Listing:
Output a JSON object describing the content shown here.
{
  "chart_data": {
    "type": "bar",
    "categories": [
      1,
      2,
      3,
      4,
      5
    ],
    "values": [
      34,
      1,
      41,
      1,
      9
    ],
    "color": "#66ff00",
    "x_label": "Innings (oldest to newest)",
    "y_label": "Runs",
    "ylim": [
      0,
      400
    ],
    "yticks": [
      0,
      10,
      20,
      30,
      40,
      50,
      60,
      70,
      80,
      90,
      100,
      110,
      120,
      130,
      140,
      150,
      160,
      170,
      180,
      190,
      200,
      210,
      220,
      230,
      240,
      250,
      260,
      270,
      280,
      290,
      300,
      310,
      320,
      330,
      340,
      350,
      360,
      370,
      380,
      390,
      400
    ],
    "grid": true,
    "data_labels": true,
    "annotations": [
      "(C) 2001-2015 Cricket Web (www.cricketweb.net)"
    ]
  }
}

What is required:
Copy all of the data exactly.

Final result:
Output a JSON object describing the content shown here.
{
  "chart_data": {
    "type": "bar",
    "categories": [
      1,
      2,
      3,
      4,
      5
    ],
    "values": [
      34,
      1,
      41,
      1,
      9
    ],
    "color": "#66ff00",
    "x_label": "Innings (oldest to newest)",
    "y_label": "Runs",
    "ylim": [
      0,
      400
    ],
    "yticks": [
      0,
      10,
      20,
      30,
      40,
      50,
      60,
      70,
      80,
      90,
      100,
      110,
      120,
      130,
      140,
      150,
      160,
      170,
      180,
      190,
      200,
      210,
      220,
      230,
      240,
      250,
      260,
      270,
      280,
      290,
      300,
      310,
      320,
      330,
      340,
      350,
      360,
      370,
      380,
      390,
      400
    ],
    "grid": true,
    "data_labels": true,
    "annotations": [
      "(C) 2001-2015 Cricket Web (www.cricketweb.net)"
    ]
  }
}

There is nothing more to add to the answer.